Work to do:
Every line of the records must be repeated exactly; pictures stay out.

Data section start

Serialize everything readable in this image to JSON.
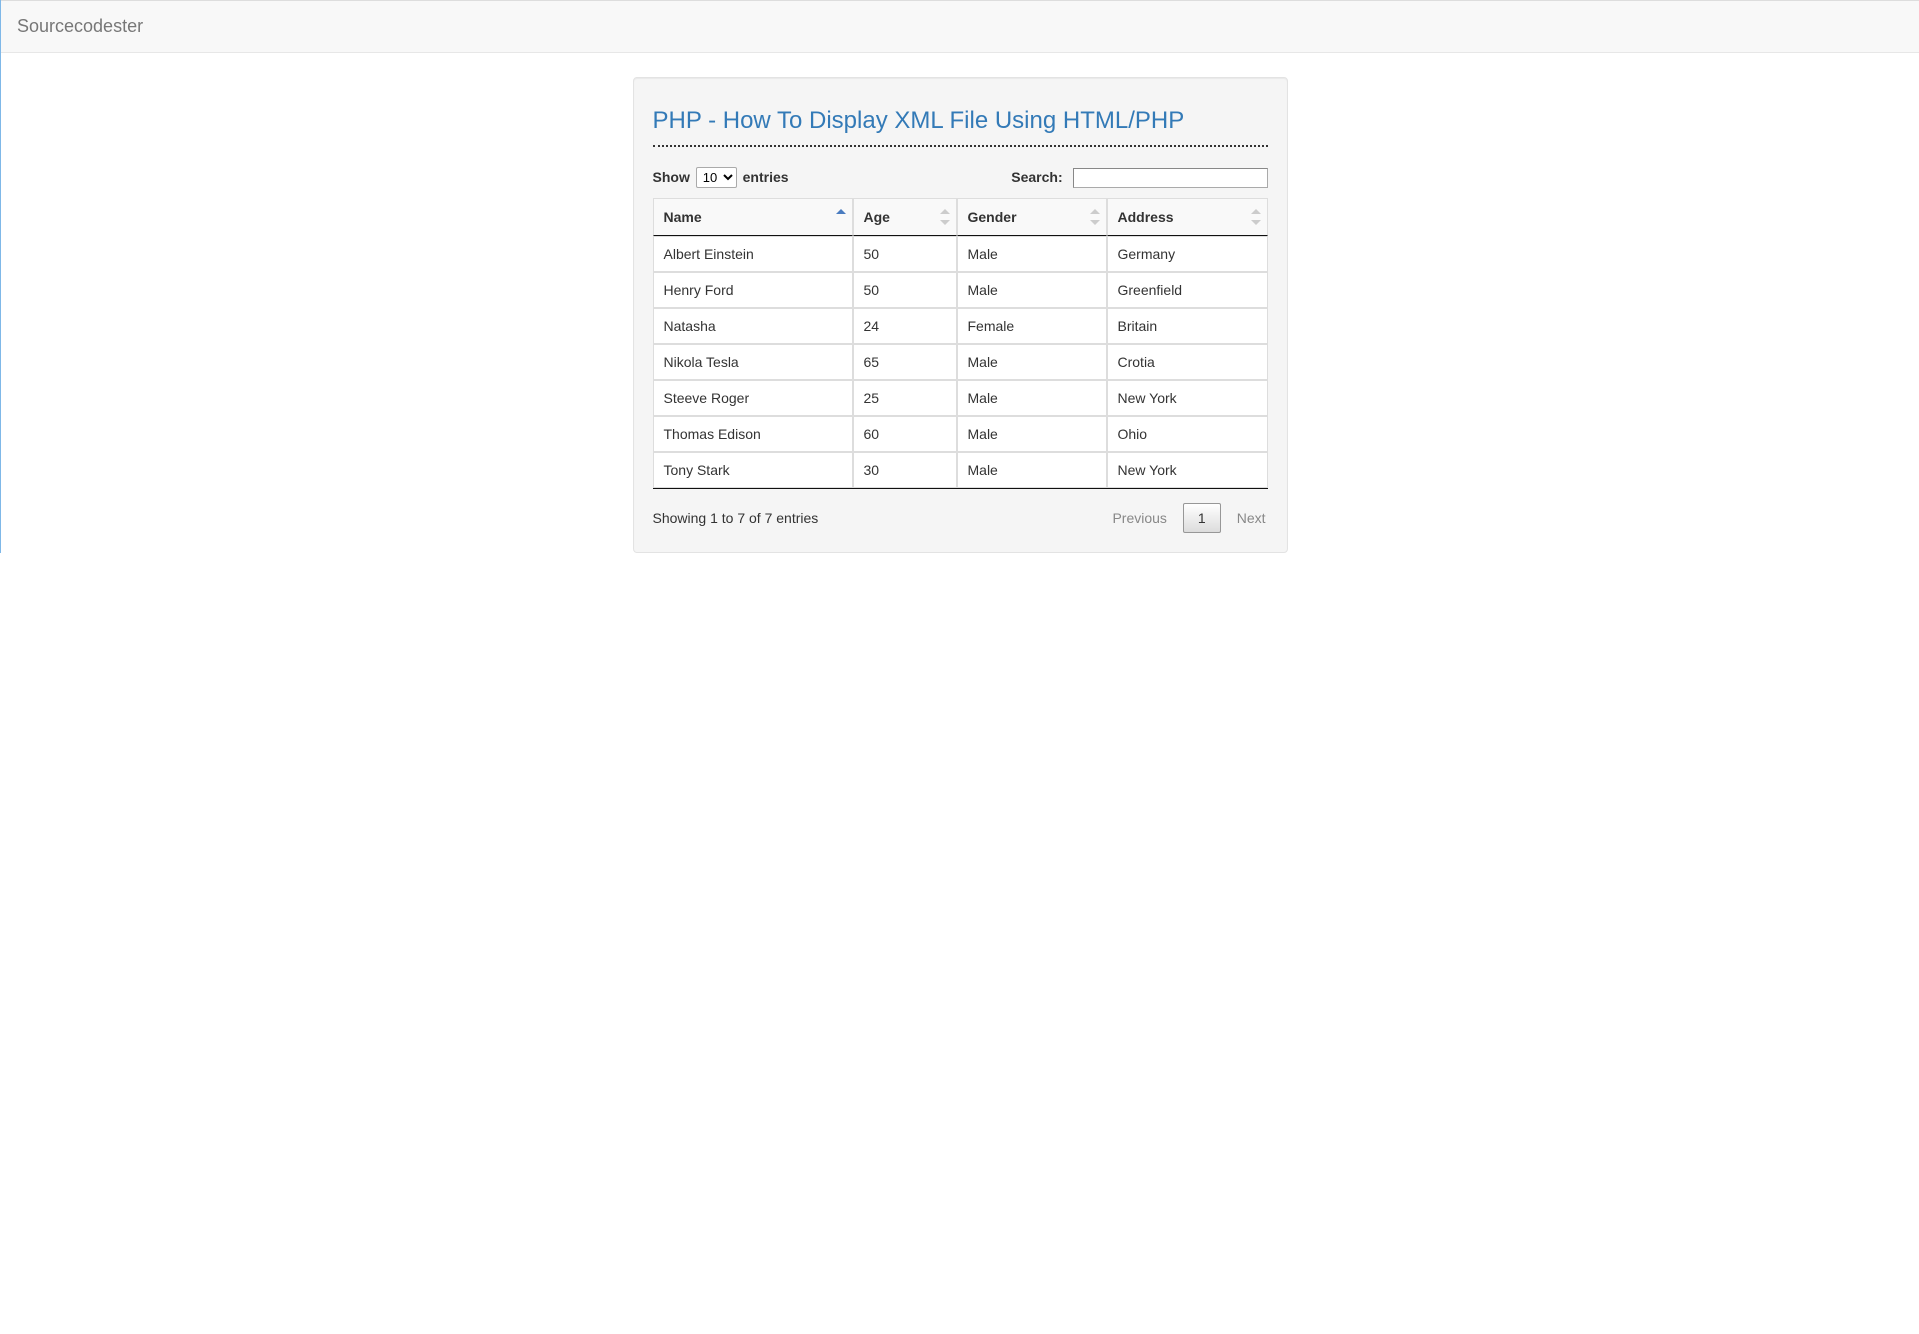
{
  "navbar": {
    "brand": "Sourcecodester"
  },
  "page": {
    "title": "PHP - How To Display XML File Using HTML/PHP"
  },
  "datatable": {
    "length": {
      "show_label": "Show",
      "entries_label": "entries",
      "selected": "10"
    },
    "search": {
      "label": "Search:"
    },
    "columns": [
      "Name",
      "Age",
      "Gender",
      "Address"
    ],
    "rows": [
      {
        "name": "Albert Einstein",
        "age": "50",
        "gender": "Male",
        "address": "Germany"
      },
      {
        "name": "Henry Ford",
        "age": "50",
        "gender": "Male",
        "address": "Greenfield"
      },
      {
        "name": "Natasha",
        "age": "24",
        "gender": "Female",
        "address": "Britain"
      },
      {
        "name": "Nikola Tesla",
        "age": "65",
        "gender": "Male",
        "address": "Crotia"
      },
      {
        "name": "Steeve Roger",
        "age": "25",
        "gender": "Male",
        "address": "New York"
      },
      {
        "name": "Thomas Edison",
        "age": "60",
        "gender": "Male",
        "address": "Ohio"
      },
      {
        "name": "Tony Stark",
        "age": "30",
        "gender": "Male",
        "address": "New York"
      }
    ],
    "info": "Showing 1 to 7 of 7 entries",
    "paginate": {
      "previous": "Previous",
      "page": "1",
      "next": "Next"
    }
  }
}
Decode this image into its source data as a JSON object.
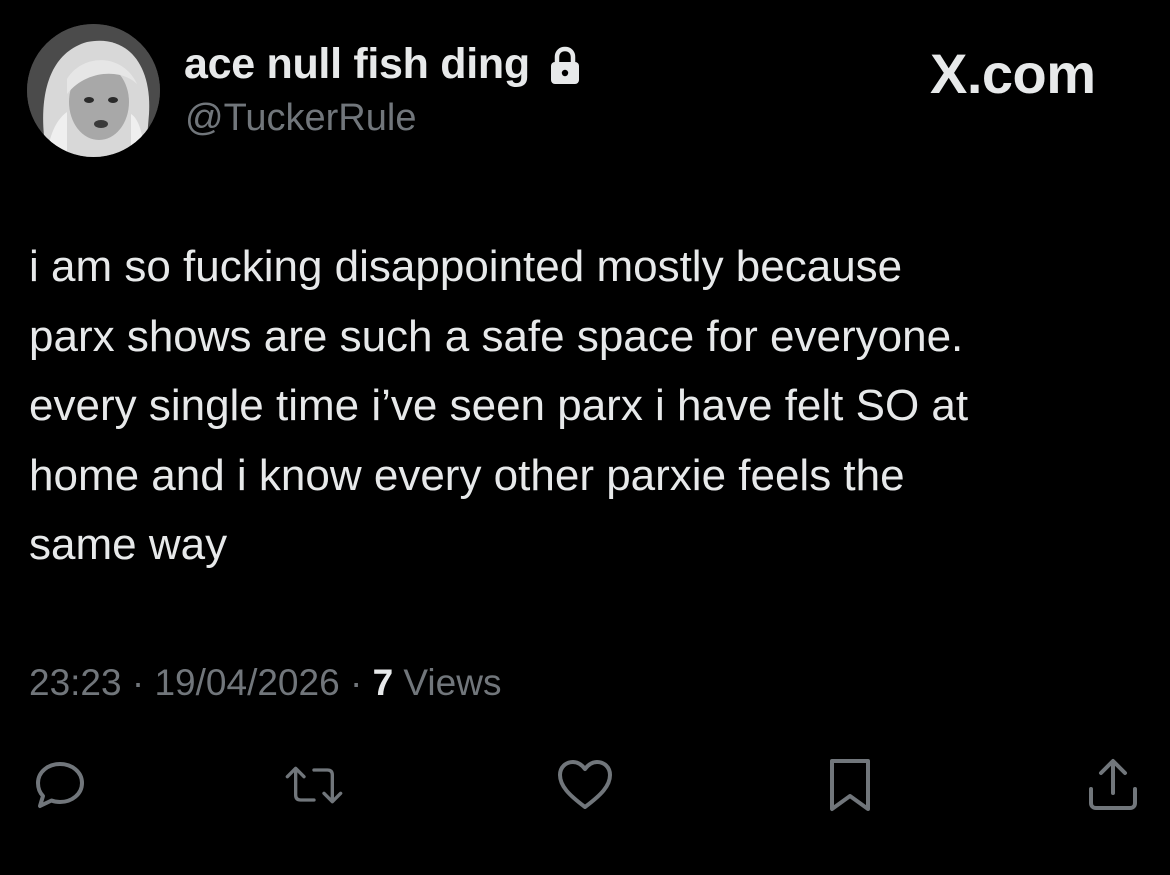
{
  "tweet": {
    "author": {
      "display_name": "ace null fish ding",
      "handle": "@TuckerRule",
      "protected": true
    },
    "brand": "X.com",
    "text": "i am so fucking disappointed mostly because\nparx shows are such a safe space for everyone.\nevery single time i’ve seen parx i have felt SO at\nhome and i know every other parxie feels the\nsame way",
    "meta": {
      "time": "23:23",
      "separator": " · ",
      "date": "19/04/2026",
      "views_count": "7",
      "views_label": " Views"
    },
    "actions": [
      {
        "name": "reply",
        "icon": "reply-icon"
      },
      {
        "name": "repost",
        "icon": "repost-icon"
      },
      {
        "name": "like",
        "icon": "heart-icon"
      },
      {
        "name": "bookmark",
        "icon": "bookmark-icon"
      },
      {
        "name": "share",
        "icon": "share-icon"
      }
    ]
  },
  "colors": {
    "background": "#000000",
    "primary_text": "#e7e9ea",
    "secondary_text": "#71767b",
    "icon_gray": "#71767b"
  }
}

Data section end

Exercise answer:
Serialize everything readable in this image to JSON.
{
  "navbar": {
    "brand": "Sourcecodester"
  },
  "page": {
    "title": "PHP - How To Display XML File Using HTML/PHP"
  },
  "datatable": {
    "length": {
      "show_label": "Show",
      "entries_label": "entries",
      "selected": "10"
    },
    "search": {
      "label": "Search:"
    },
    "columns": [
      "Name",
      "Age",
      "Gender",
      "Address"
    ],
    "rows": [
      {
        "name": "Albert Einstein",
        "age": "50",
        "gender": "Male",
        "address": "Germany"
      },
      {
        "name": "Henry Ford",
        "age": "50",
        "gender": "Male",
        "address": "Greenfield"
      },
      {
        "name": "Natasha",
        "age": "24",
        "gender": "Female",
        "address": "Britain"
      },
      {
        "name": "Nikola Tesla",
        "age": "65",
        "gender": "Male",
        "address": "Crotia"
      },
      {
        "name": "Steeve Roger",
        "age": "25",
        "gender": "Male",
        "address": "New York"
      },
      {
        "name": "Thomas Edison",
        "age": "60",
        "gender": "Male",
        "address": "Ohio"
      },
      {
        "name": "Tony Stark",
        "age": "30",
        "gender": "Male",
        "address": "New York"
      }
    ],
    "info": "Showing 1 to 7 of 7 entries",
    "paginate": {
      "previous": "Previous",
      "page": "1",
      "next": "Next"
    }
  }
}
Decode this image into its source data as a JSON object.
{
  "tweet": {
    "author": {
      "display_name": "ace null fish ding",
      "handle": "@TuckerRule",
      "protected": true
    },
    "brand": "X.com",
    "text": "i am so fucking disappointed mostly because\nparx shows are such a safe space for everyone.\nevery single time i’ve seen parx i have felt SO at\nhome and i know every other parxie feels the\nsame way",
    "meta": {
      "time": "23:23",
      "separator": " · ",
      "date": "19/04/2026",
      "views_count": "7",
      "views_label": " Views"
    },
    "actions": [
      {
        "name": "reply",
        "icon": "reply-icon"
      },
      {
        "name": "repost",
        "icon": "repost-icon"
      },
      {
        "name": "like",
        "icon": "heart-icon"
      },
      {
        "name": "bookmark",
        "icon": "bookmark-icon"
      },
      {
        "name": "share",
        "icon": "share-icon"
      }
    ]
  },
  "colors": {
    "background": "#000000",
    "primary_text": "#e7e9ea",
    "secondary_text": "#71767b",
    "icon_gray": "#71767b"
  }
}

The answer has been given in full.